Dataset items:
╭──
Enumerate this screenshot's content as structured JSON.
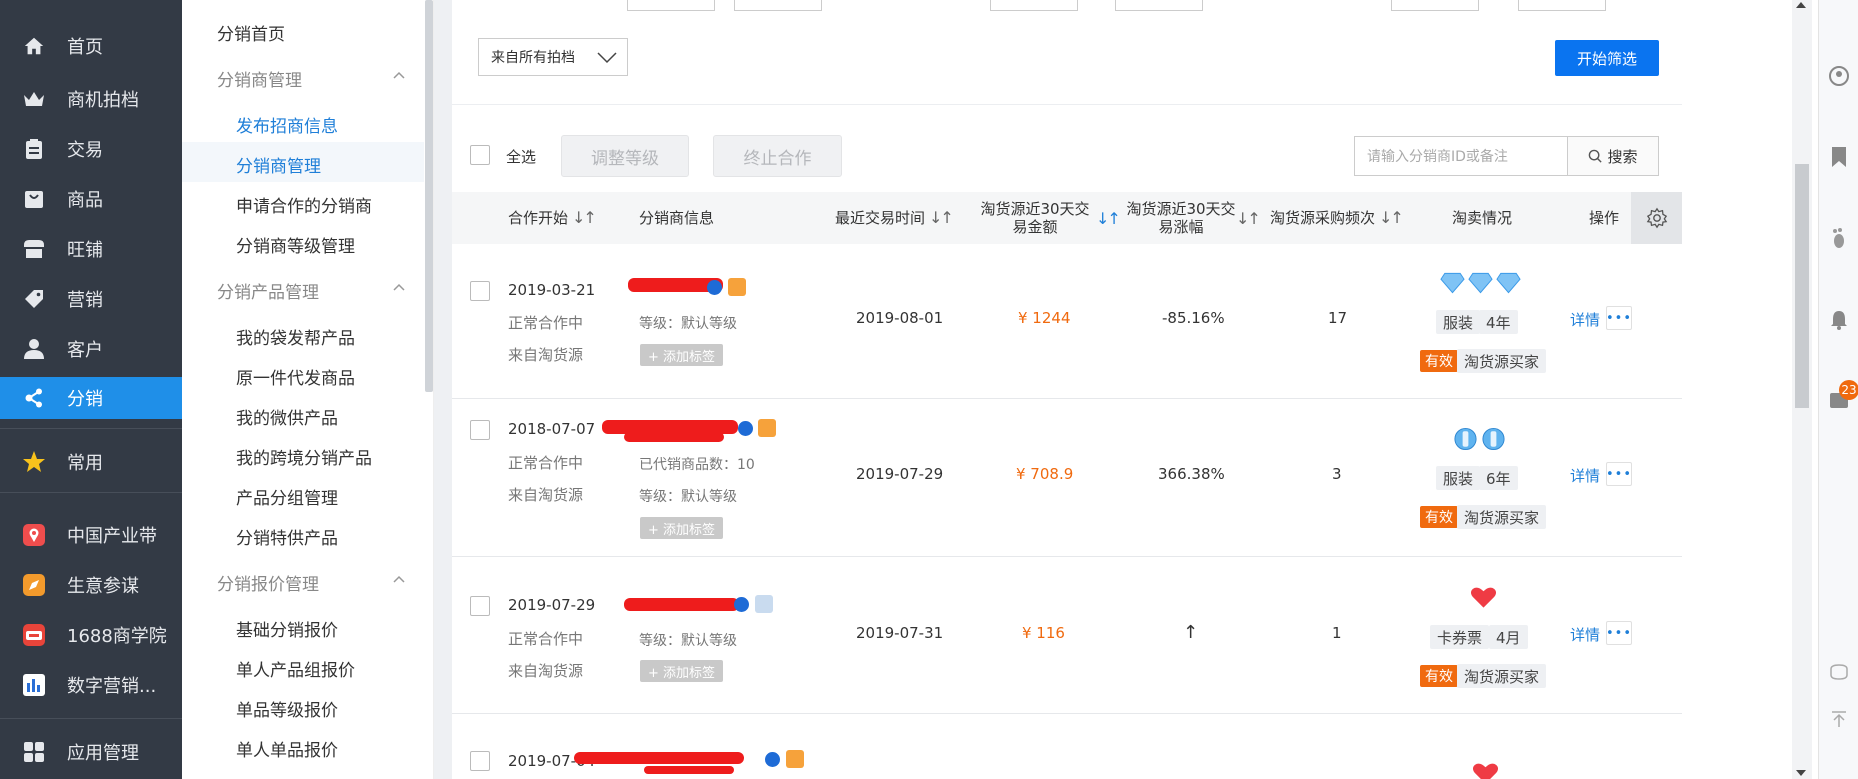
{
  "nav": {
    "items": [
      {
        "label": "首页",
        "icon": "home-icon"
      },
      {
        "label": "商机拍档",
        "icon": "crown-icon"
      },
      {
        "label": "交易",
        "icon": "clipboard-icon"
      },
      {
        "label": "商品",
        "icon": "bag-icon"
      },
      {
        "label": "旺铺",
        "icon": "store-icon"
      },
      {
        "label": "营销",
        "icon": "tag-icon"
      },
      {
        "label": "客户",
        "icon": "user-icon"
      },
      {
        "label": "分销",
        "icon": "distribution-icon"
      },
      {
        "label": "常用",
        "icon": "star-icon"
      },
      {
        "label": "中国产业带",
        "icon": "location-pin-icon"
      },
      {
        "label": "生意参谋",
        "icon": "compass-icon"
      },
      {
        "label": "1688商学院",
        "icon": "school-icon"
      },
      {
        "label": "数字营销...",
        "icon": "chart-app-icon"
      },
      {
        "label": "应用管理",
        "icon": "apps-grid-icon"
      }
    ]
  },
  "sidebar": {
    "home": "分销首页",
    "group1": "分销商管理",
    "group1_items": [
      "发布招商信息",
      "分销商管理",
      "申请合作的分销商",
      "分销商等级管理"
    ],
    "group2": "分销产品管理",
    "group2_items": [
      "我的袋发帮产品",
      "原一件代发商品",
      "我的微供产品",
      "我的跨境分销产品",
      "产品分组管理",
      "分销特供产品"
    ],
    "group3": "分销报价管理",
    "group3_items": [
      "基础分销报价",
      "单人产品组报价",
      "单品等级报价",
      "单人单品报价"
    ]
  },
  "filter": {
    "source_select": "来自所有拍档",
    "start_button": "开始筛选"
  },
  "toolbar": {
    "select_all": "全选",
    "adjust_level": "调整等级",
    "end_coop": "终止合作",
    "search_placeholder": "请输入分销商ID或备注",
    "search_button": "搜索"
  },
  "table": {
    "headers": {
      "coop_start": "合作开始",
      "distributor_info": "分销商信息",
      "last_trade": "最近交易时间",
      "amount_30d_l1": "淘货源近30天交",
      "amount_30d_l2": "易金额",
      "growth_30d_l1": "淘货源近30天交",
      "growth_30d_l2": "易涨幅",
      "frequency": "淘货源采购频次",
      "taomai": "淘卖情况",
      "action": "操作"
    },
    "rows": [
      {
        "date": "2019-03-21",
        "status": "正常合作中",
        "source": "来自淘货源",
        "products": "",
        "level": "等级：默认等级",
        "add_tag": "+ 添加标签",
        "last_trade": "2019-08-01",
        "amount": "¥ 1244",
        "growth": "-85.16%",
        "frequency": "17",
        "rank_icon": "diamond",
        "rank_count": 3,
        "category": "服装",
        "years": "4年",
        "valid": "有效",
        "buyer": "淘货源买家",
        "detail": "详情"
      },
      {
        "date": "2018-07-07",
        "status": "正常合作中",
        "source": "来自淘货源",
        "products": "已代销商品数：10",
        "level": "等级：默认等级",
        "add_tag": "+ 添加标签",
        "last_trade": "2019-07-29",
        "amount": "¥ 708.9",
        "growth": "366.38%",
        "frequency": "3",
        "rank_icon": "crown",
        "rank_count": 2,
        "category": "服装",
        "years": "6年",
        "valid": "有效",
        "buyer": "淘货源买家",
        "detail": "详情"
      },
      {
        "date": "2019-07-29",
        "status": "正常合作中",
        "source": "来自淘货源",
        "products": "",
        "level": "等级：默认等级",
        "add_tag": "+ 添加标签",
        "last_trade": "2019-07-31",
        "amount": "¥ 116",
        "growth": "↑",
        "frequency": "1",
        "rank_icon": "heart",
        "rank_count": 1,
        "category": "卡券票",
        "years": "4月",
        "valid": "有效",
        "buyer": "淘货源买家",
        "detail": "详情"
      },
      {
        "date": "2019-07-04"
      }
    ]
  },
  "right_panel": {
    "badge": "23"
  },
  "colors": {
    "nav_bg": "#333a45",
    "active_blue": "#1f8fe8",
    "primary_button": "#0a74f0",
    "orange": "#f06a0f",
    "link_blue": "#1f7fd8"
  }
}
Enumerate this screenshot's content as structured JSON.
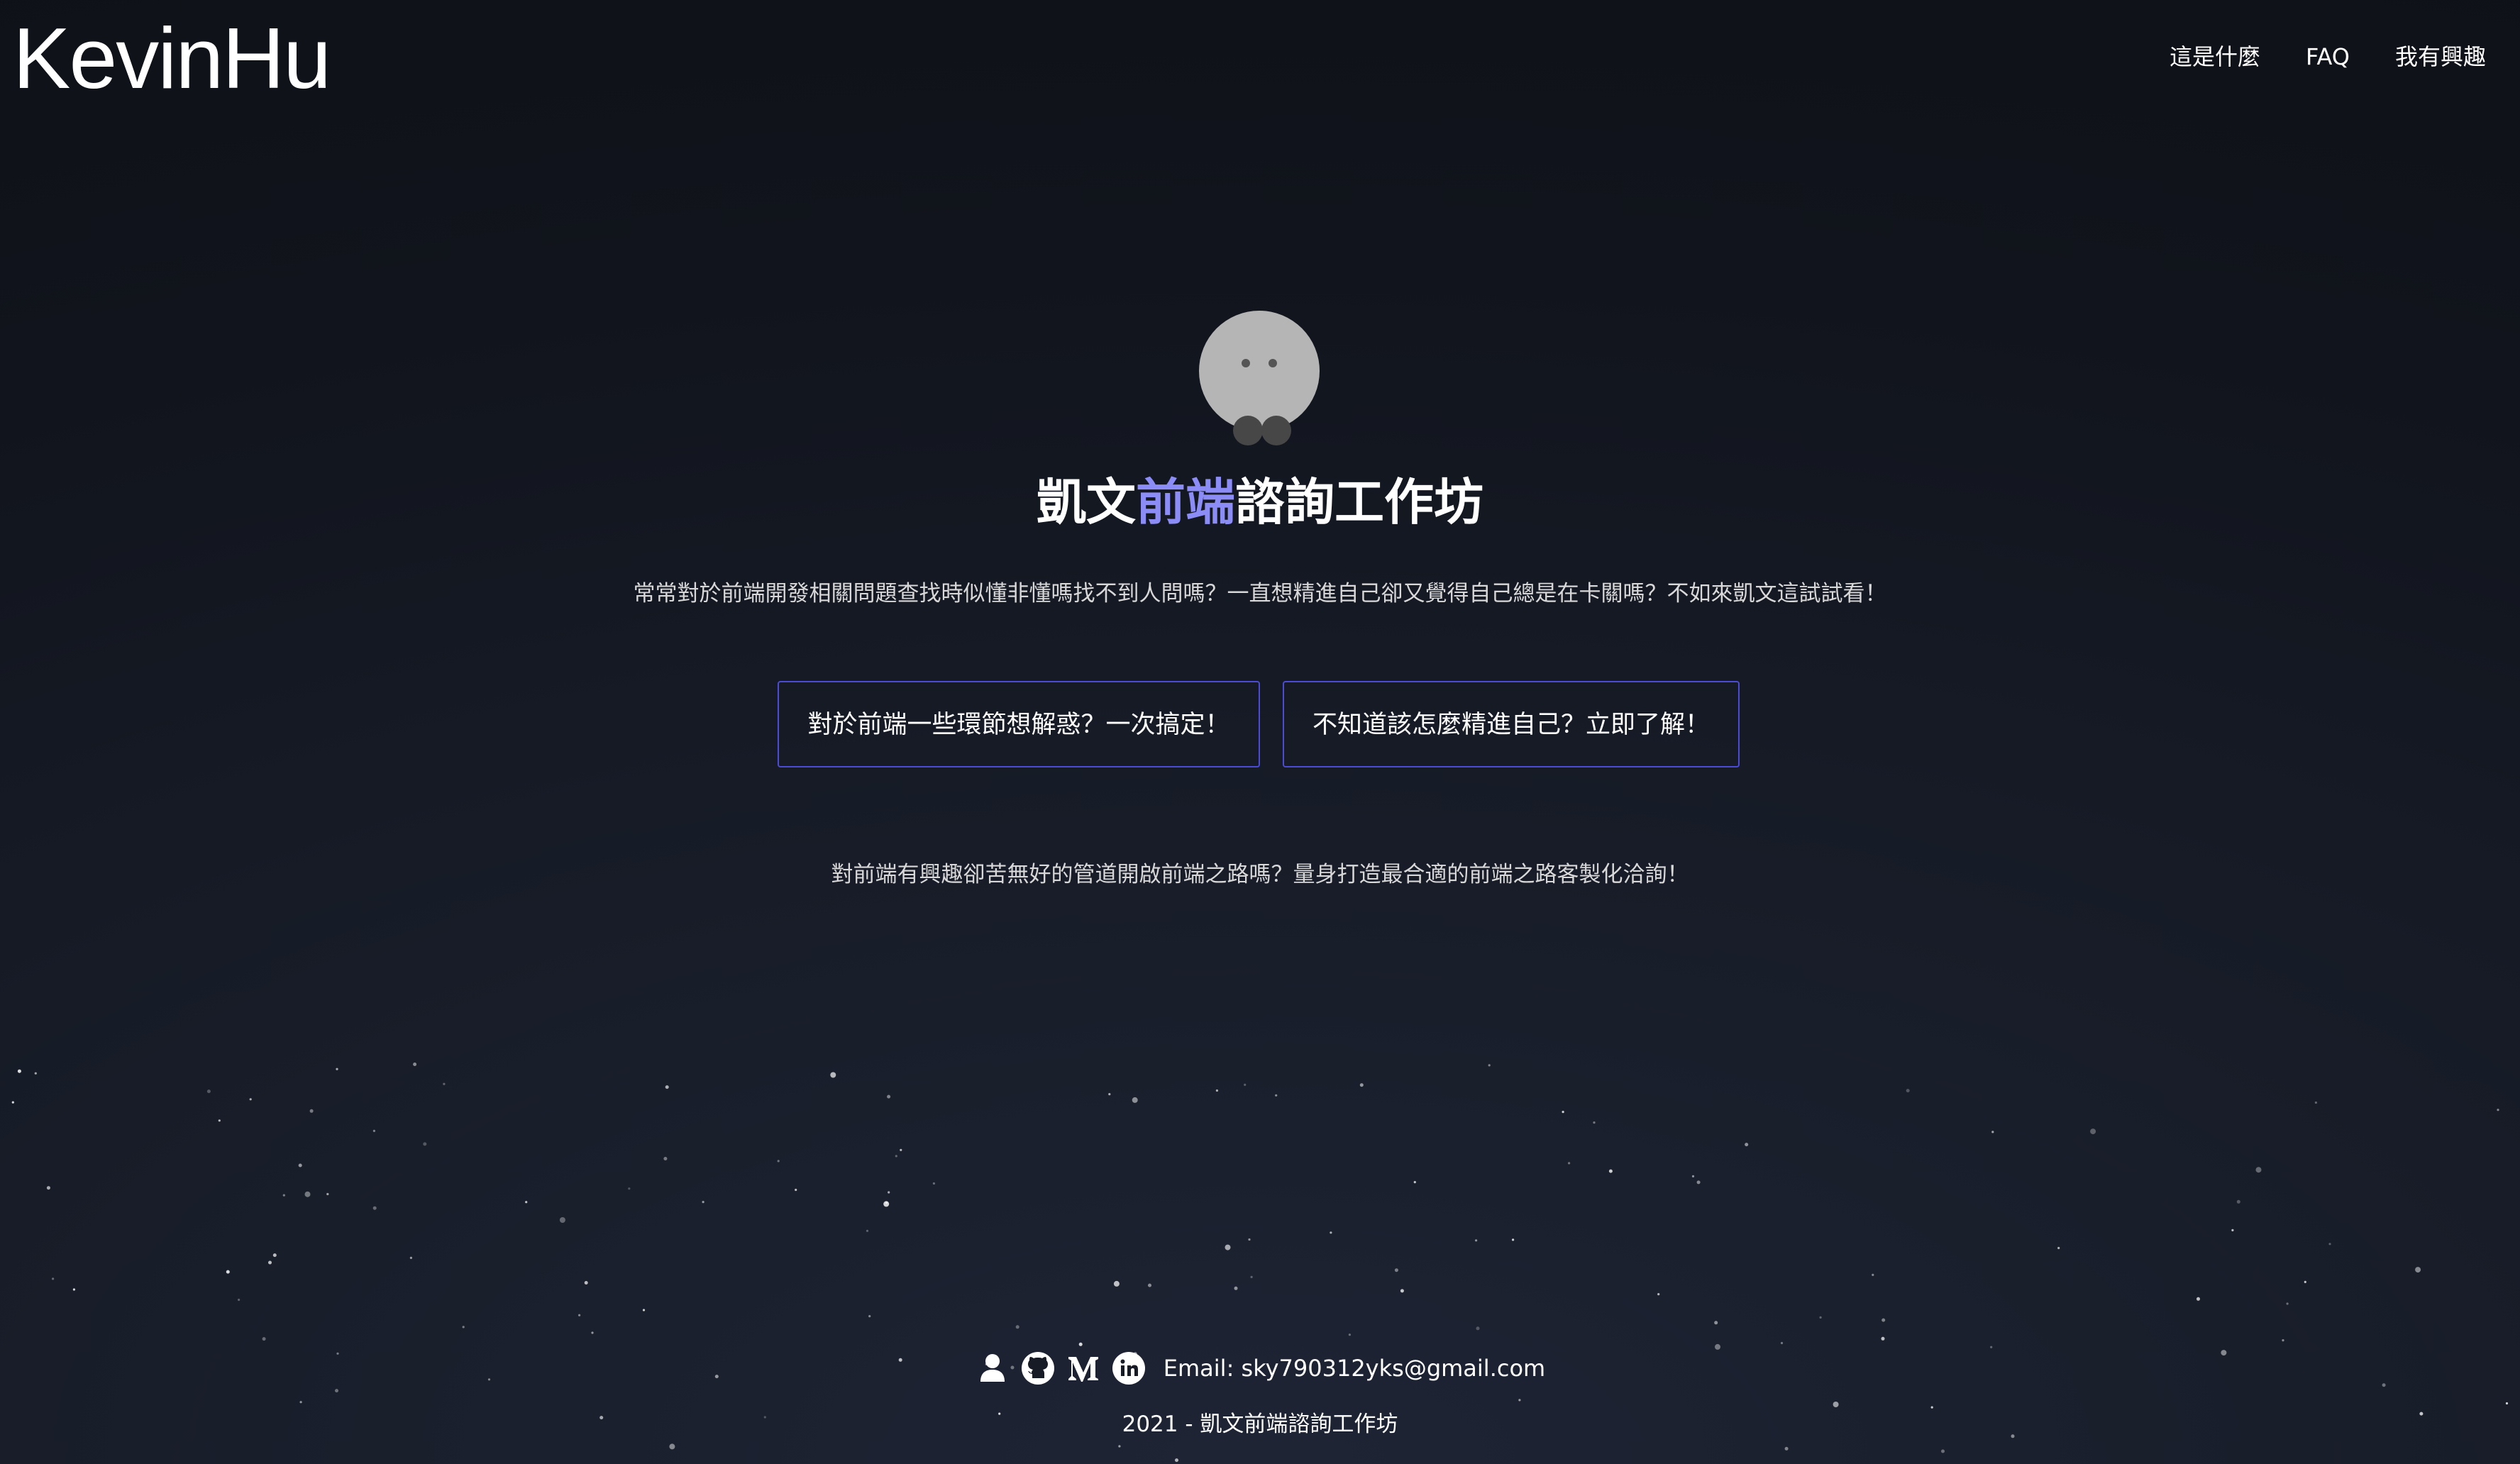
{
  "header": {
    "brand": "KevinHu",
    "nav": [
      {
        "label": "這是什麼"
      },
      {
        "label": "FAQ"
      },
      {
        "label": "我有興趣"
      }
    ]
  },
  "hero": {
    "title_prefix": "凱文",
    "title_accent": "前端",
    "title_suffix": "諮詢工作坊",
    "tagline": "常常對於前端開發相關問題查找時似懂非懂嗎找不到人問嗎？一直想精進自己卻又覺得自己總是在卡關嗎？不如來凱文這試試看！",
    "buttons": [
      {
        "label": "對於前端一些環節想解惑？一次搞定！"
      },
      {
        "label": "不知道該怎麼精進自己？立即了解！"
      }
    ],
    "sub_text": "對前端有興趣卻苦無好的管道開啟前端之路嗎？量身打造最合適的前端之路客製化洽詢！"
  },
  "footer": {
    "icons": [
      "user-icon",
      "github-icon",
      "medium-icon",
      "linkedin-icon"
    ],
    "email": "Email: sky790312yks@gmail.com",
    "copyright": "2021 - 凱文前端諮詢工作坊"
  },
  "colors": {
    "accent": "#8c8cf7",
    "button_border": "#4b4bd6",
    "background": "#12151d"
  }
}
╰──
→ **Instructions for the task**:
Give an exact copy of the material, leaving out every picture.

→ **Solved problem**:
Enumerate this screenshot's content as structured JSON.
{
  "nav": {
    "items": [
      {
        "label": "首页",
        "icon": "home-icon"
      },
      {
        "label": "商机拍档",
        "icon": "crown-icon"
      },
      {
        "label": "交易",
        "icon": "clipboard-icon"
      },
      {
        "label": "商品",
        "icon": "bag-icon"
      },
      {
        "label": "旺铺",
        "icon": "store-icon"
      },
      {
        "label": "营销",
        "icon": "tag-icon"
      },
      {
        "label": "客户",
        "icon": "user-icon"
      },
      {
        "label": "分销",
        "icon": "distribution-icon"
      },
      {
        "label": "常用",
        "icon": "star-icon"
      },
      {
        "label": "中国产业带",
        "icon": "location-pin-icon"
      },
      {
        "label": "生意参谋",
        "icon": "compass-icon"
      },
      {
        "label": "1688商学院",
        "icon": "school-icon"
      },
      {
        "label": "数字营销...",
        "icon": "chart-app-icon"
      },
      {
        "label": "应用管理",
        "icon": "apps-grid-icon"
      }
    ]
  },
  "sidebar": {
    "home": "分销首页",
    "group1": "分销商管理",
    "group1_items": [
      "发布招商信息",
      "分销商管理",
      "申请合作的分销商",
      "分销商等级管理"
    ],
    "group2": "分销产品管理",
    "group2_items": [
      "我的袋发帮产品",
      "原一件代发商品",
      "我的微供产品",
      "我的跨境分销产品",
      "产品分组管理",
      "分销特供产品"
    ],
    "group3": "分销报价管理",
    "group3_items": [
      "基础分销报价",
      "单人产品组报价",
      "单品等级报价",
      "单人单品报价"
    ]
  },
  "filter": {
    "source_select": "来自所有拍档",
    "start_button": "开始筛选"
  },
  "toolbar": {
    "select_all": "全选",
    "adjust_level": "调整等级",
    "end_coop": "终止合作",
    "search_placeholder": "请输入分销商ID或备注",
    "search_button": "搜索"
  },
  "table": {
    "headers": {
      "coop_start": "合作开始",
      "distributor_info": "分销商信息",
      "last_trade": "最近交易时间",
      "amount_30d_l1": "淘货源近30天交",
      "amount_30d_l2": "易金额",
      "growth_30d_l1": "淘货源近30天交",
      "growth_30d_l2": "易涨幅",
      "frequency": "淘货源采购频次",
      "taomai": "淘卖情况",
      "action": "操作"
    },
    "rows": [
      {
        "date": "2019-03-21",
        "status": "正常合作中",
        "source": "来自淘货源",
        "products": "",
        "level": "等级：默认等级",
        "add_tag": "+ 添加标签",
        "last_trade": "2019-08-01",
        "amount": "¥ 1244",
        "growth": "-85.16%",
        "frequency": "17",
        "rank_icon": "diamond",
        "rank_count": 3,
        "category": "服装",
        "years": "4年",
        "valid": "有效",
        "buyer": "淘货源买家",
        "detail": "详情"
      },
      {
        "date": "2018-07-07",
        "status": "正常合作中",
        "source": "来自淘货源",
        "products": "已代销商品数：10",
        "level": "等级：默认等级",
        "add_tag": "+ 添加标签",
        "last_trade": "2019-07-29",
        "amount": "¥ 708.9",
        "growth": "366.38%",
        "frequency": "3",
        "rank_icon": "crown",
        "rank_count": 2,
        "category": "服装",
        "years": "6年",
        "valid": "有效",
        "buyer": "淘货源买家",
        "detail": "详情"
      },
      {
        "date": "2019-07-29",
        "status": "正常合作中",
        "source": "来自淘货源",
        "products": "",
        "level": "等级：默认等级",
        "add_tag": "+ 添加标签",
        "last_trade": "2019-07-31",
        "amount": "¥ 116",
        "growth": "↑",
        "frequency": "1",
        "rank_icon": "heart",
        "rank_count": 1,
        "category": "卡券票",
        "years": "4月",
        "valid": "有效",
        "buyer": "淘货源买家",
        "detail": "详情"
      },
      {
        "date": "2019-07-04"
      }
    ]
  },
  "right_panel": {
    "badge": "23"
  },
  "colors": {
    "nav_bg": "#333a45",
    "active_blue": "#1f8fe8",
    "primary_button": "#0a74f0",
    "orange": "#f06a0f",
    "link_blue": "#1f7fd8"
  }
}
Enumerate this screenshot's content as structured JSON.
{
  "header": {
    "brand": "KevinHu",
    "nav": [
      {
        "label": "這是什麼"
      },
      {
        "label": "FAQ"
      },
      {
        "label": "我有興趣"
      }
    ]
  },
  "hero": {
    "title_prefix": "凱文",
    "title_accent": "前端",
    "title_suffix": "諮詢工作坊",
    "tagline": "常常對於前端開發相關問題查找時似懂非懂嗎找不到人問嗎？一直想精進自己卻又覺得自己總是在卡關嗎？不如來凱文這試試看！",
    "buttons": [
      {
        "label": "對於前端一些環節想解惑？一次搞定！"
      },
      {
        "label": "不知道該怎麼精進自己？立即了解！"
      }
    ],
    "sub_text": "對前端有興趣卻苦無好的管道開啟前端之路嗎？量身打造最合適的前端之路客製化洽詢！"
  },
  "footer": {
    "icons": [
      "user-icon",
      "github-icon",
      "medium-icon",
      "linkedin-icon"
    ],
    "email": "Email: sky790312yks@gmail.com",
    "copyright": "2021 - 凱文前端諮詢工作坊"
  },
  "colors": {
    "accent": "#8c8cf7",
    "button_border": "#4b4bd6",
    "background": "#12151d"
  }
}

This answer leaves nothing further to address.